Lines containing the string "structured" are to be counted; report only how many there are.

[Data entries]
--- start ---
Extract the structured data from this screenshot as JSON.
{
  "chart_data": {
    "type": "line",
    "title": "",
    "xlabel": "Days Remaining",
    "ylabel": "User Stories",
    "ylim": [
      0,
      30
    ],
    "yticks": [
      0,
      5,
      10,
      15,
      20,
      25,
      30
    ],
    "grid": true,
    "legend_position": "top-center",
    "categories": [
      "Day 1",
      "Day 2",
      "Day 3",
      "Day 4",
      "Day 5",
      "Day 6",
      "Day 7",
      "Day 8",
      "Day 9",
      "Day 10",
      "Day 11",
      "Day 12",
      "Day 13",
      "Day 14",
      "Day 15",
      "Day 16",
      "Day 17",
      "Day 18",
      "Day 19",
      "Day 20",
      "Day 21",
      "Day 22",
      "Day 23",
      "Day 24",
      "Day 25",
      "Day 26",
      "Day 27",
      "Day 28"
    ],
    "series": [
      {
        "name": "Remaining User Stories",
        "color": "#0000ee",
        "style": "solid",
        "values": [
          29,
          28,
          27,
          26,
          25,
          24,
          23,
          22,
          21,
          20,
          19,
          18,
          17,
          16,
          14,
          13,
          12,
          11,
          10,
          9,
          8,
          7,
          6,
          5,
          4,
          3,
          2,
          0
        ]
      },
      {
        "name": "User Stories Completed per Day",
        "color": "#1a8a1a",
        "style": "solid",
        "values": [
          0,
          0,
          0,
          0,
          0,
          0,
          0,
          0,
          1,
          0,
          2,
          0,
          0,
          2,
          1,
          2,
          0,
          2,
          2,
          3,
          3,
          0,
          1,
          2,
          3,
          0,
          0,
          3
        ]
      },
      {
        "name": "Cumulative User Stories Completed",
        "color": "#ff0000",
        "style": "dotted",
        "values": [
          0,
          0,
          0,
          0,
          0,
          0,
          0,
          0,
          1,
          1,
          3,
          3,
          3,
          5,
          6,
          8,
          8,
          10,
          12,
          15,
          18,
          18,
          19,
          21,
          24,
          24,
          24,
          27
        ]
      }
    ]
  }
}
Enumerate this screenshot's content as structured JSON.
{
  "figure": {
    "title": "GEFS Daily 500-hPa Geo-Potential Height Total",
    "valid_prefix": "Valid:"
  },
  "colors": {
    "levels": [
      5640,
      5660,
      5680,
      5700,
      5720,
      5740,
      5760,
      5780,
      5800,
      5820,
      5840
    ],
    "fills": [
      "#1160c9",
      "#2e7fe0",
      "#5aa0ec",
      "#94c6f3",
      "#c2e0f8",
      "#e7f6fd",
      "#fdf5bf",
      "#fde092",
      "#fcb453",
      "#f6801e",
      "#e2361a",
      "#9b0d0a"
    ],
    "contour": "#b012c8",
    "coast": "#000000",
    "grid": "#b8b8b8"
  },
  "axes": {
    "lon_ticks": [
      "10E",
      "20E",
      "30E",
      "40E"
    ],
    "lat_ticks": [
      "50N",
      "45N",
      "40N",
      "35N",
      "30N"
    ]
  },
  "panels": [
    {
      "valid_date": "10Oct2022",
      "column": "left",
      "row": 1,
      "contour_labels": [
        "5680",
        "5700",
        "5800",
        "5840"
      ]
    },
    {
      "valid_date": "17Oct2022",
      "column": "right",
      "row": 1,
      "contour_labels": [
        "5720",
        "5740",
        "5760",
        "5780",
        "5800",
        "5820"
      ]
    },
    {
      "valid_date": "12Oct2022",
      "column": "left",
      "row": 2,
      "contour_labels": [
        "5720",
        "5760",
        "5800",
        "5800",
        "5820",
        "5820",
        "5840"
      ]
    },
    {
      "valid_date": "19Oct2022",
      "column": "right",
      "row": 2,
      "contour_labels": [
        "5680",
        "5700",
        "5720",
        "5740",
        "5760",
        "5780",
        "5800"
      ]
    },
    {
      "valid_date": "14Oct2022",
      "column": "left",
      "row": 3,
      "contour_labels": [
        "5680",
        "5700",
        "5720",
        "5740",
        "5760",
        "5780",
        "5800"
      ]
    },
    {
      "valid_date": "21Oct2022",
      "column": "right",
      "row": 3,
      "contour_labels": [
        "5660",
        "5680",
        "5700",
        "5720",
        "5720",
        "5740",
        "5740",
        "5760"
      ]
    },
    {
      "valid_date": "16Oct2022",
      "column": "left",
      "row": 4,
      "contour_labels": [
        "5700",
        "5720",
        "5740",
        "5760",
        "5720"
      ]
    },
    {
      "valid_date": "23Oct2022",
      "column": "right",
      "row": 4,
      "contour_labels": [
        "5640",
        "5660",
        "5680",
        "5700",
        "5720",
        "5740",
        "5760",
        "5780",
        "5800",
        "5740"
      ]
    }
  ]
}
--- end ---
Worked solution: 2